> _Saved entries_:
----------
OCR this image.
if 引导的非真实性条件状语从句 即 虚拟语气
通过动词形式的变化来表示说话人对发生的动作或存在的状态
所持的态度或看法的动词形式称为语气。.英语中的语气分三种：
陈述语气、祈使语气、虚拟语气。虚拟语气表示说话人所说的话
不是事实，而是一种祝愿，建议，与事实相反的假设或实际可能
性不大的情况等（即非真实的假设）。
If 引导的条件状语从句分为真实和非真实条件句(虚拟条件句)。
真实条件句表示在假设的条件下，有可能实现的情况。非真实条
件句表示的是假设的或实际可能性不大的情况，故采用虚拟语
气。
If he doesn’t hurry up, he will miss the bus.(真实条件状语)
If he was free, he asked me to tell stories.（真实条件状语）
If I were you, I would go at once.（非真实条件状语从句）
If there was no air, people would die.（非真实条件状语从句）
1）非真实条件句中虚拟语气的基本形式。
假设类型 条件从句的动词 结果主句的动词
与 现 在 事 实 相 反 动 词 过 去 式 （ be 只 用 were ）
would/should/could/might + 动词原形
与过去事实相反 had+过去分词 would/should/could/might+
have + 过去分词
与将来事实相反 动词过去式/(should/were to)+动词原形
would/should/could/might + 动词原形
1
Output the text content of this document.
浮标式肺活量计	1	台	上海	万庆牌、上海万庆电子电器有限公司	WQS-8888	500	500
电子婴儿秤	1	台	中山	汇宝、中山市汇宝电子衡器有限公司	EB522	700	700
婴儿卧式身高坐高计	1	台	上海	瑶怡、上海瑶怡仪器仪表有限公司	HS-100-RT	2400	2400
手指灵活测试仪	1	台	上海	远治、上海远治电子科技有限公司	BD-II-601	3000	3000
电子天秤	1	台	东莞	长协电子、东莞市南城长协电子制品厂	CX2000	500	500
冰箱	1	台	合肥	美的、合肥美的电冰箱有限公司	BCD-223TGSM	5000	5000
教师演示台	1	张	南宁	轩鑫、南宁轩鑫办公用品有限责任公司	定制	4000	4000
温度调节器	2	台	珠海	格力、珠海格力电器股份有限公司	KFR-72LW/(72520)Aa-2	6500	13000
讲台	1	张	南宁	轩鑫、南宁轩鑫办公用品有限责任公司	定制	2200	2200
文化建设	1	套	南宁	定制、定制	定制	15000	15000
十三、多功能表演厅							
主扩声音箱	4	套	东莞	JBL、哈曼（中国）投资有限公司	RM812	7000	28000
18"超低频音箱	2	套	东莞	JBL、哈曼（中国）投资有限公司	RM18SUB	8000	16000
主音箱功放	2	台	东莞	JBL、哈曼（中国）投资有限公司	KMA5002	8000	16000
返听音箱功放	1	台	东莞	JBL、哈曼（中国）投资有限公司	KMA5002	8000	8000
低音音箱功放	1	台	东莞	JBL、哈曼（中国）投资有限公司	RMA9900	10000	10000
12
----------
> _AIM_: Pull out all lines from the listing that contain the string "this".

> _TASK ANSWER_:
OCR this image.
Output the text content of this document.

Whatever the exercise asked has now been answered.